▶ **Dataset items**:

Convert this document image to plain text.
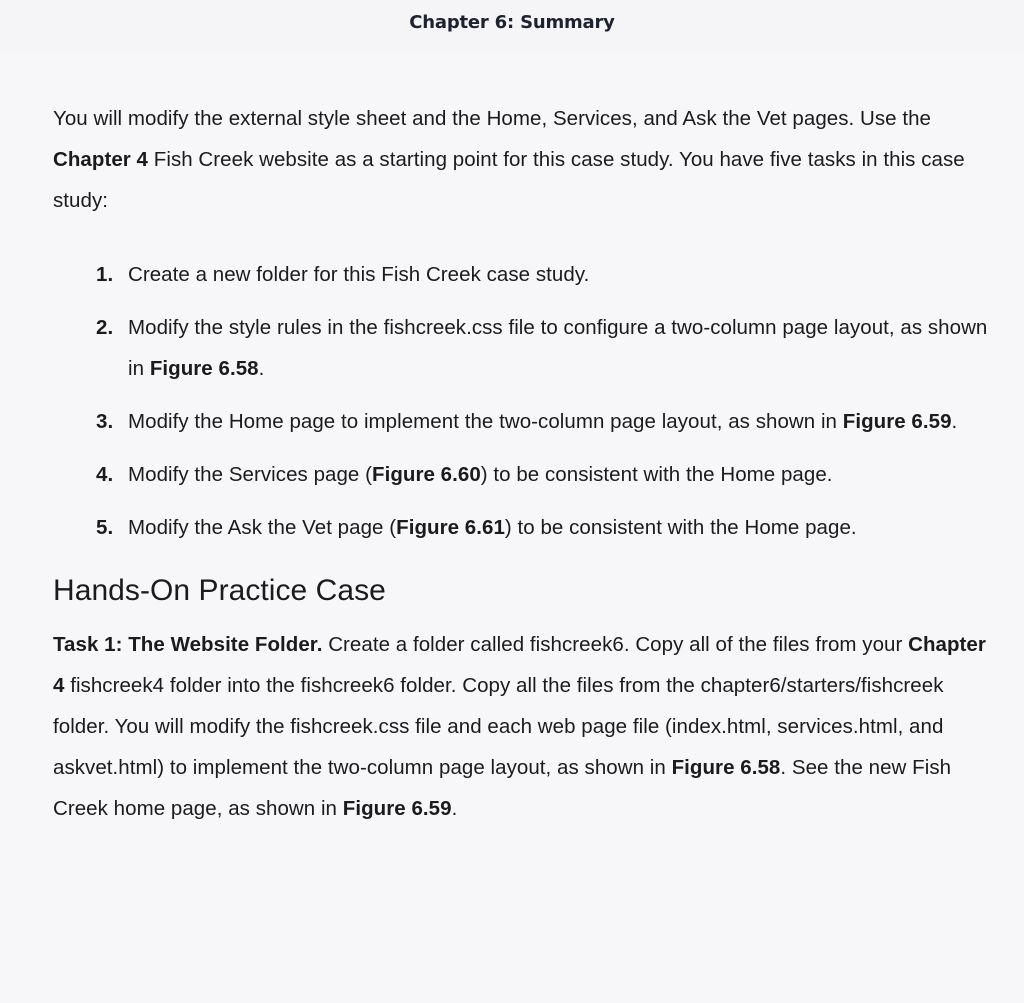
Chapter 6: Summary

You will modify the external style sheet and the Home, Services, and Ask the Vet pages. Use the Chapter 4 Fish Creek website as a starting point for this case study. You have five tasks in this case study:

1. Create a new folder for this Fish Creek case study.
2. Modify the style rules in the fishcreek.css file to configure a two-column page layout, as shown in Figure 6.58.
3. Modify the Home page to implement the two-column page layout, as shown in Figure 6.59.
4. Modify the Services page (Figure 6.60) to be consistent with the Home page.
5. Modify the Ask the Vet page (Figure 6.61) to be consistent with the Home page.
Hands-On Practice Case

Task 1: The Website Folder. Create a folder called fishcreek6. Copy all of the files from your Chapter 4 fishcreek4 folder into the fishcreek6 folder. Copy all the files from the chapter6/starters/fishcreek folder. You will modify the fishcreek.css file and each web page file (index.html, services.html, and askvet.html) to implement the two-column page layout, as shown in Figure 6.58. See the new Fish Creek home page, as shown in Figure 6.59.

▶ **Given instruction**: Pick out each line containing "study" and report it.

▶ **Output for this task**:
You will modify the external style sheet and the Home, Services, and Ask the Vet pages. Use the Chapter 4 Fish Creek website as a starting point for this case study. You have five tasks in this case study:
1. Create a new folder for this Fish Creek case study.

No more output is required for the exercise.